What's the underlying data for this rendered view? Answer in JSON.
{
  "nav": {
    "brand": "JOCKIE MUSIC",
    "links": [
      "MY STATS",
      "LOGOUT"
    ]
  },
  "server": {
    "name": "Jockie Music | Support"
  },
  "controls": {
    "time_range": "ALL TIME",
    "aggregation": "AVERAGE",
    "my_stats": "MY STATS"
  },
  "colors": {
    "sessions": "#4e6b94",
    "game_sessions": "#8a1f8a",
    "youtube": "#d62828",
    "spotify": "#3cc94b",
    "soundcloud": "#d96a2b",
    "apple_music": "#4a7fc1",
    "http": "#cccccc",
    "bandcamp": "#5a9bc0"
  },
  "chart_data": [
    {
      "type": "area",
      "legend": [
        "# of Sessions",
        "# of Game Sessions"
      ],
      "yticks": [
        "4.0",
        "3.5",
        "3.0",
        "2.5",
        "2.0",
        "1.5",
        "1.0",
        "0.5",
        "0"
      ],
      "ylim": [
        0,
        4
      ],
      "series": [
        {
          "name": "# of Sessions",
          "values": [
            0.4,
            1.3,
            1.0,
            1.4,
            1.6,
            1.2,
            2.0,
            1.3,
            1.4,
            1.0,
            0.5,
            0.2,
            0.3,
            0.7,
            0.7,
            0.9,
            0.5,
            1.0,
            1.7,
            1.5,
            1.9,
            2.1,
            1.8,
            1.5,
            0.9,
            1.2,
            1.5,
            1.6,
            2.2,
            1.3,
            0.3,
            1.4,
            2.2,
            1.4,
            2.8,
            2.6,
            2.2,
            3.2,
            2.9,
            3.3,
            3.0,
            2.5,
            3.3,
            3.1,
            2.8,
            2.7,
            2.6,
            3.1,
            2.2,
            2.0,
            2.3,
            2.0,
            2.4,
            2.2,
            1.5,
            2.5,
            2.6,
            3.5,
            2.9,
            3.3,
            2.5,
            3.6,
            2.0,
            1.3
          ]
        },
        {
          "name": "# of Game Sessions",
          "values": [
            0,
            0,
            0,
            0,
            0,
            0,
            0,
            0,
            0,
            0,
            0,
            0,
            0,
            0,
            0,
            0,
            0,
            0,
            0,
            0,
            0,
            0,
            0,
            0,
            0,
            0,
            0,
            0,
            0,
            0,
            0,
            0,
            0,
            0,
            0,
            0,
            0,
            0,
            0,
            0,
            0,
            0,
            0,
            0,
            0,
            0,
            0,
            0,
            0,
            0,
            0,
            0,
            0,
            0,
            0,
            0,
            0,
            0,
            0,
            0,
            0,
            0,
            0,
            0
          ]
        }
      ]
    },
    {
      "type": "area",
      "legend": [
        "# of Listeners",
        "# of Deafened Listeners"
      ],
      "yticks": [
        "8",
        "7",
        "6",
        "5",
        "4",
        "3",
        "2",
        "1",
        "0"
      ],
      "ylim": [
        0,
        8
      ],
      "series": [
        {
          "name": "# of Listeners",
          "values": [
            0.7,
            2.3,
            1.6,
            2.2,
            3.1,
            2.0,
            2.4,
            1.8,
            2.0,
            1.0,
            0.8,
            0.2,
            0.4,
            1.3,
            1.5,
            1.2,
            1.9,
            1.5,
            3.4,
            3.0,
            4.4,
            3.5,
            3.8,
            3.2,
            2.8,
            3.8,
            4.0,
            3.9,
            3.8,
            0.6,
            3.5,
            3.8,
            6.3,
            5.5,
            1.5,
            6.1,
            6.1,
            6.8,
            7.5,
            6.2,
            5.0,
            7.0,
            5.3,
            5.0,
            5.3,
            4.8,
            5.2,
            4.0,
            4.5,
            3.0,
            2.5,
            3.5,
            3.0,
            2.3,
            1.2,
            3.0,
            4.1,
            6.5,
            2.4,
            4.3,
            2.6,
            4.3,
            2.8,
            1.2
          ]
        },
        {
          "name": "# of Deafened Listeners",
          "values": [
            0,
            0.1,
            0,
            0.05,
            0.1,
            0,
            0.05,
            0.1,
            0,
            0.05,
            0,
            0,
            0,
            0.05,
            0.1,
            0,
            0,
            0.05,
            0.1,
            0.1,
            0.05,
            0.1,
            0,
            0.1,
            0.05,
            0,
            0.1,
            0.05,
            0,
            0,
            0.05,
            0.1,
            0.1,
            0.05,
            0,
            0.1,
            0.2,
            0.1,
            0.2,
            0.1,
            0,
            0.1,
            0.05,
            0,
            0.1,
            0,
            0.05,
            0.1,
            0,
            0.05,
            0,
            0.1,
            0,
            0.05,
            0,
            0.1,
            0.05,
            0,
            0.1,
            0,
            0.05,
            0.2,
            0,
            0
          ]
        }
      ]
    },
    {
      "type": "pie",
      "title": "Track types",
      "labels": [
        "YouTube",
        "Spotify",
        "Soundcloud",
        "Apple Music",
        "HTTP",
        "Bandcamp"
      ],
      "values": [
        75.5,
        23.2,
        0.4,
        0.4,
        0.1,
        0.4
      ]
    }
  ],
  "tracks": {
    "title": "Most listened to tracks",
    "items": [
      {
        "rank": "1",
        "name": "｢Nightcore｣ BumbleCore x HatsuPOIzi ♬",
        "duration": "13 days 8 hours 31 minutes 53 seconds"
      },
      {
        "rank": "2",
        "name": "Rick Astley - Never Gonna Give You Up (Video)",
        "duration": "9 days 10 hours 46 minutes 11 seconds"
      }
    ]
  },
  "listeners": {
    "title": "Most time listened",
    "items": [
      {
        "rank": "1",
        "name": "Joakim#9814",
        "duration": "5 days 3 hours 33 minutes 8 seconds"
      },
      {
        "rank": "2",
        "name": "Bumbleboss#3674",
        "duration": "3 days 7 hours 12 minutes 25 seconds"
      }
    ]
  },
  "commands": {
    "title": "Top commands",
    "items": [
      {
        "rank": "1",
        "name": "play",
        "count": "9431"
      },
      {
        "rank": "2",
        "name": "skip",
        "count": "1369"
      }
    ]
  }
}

══════════════════════════════

> **EXERCISE PROMPT**: Report each line in the preceding entries that holds the string "tracks".

> **REPLY TO THE EXERCISE**:
  "tracks": {
    "title": "Most listened to tracks",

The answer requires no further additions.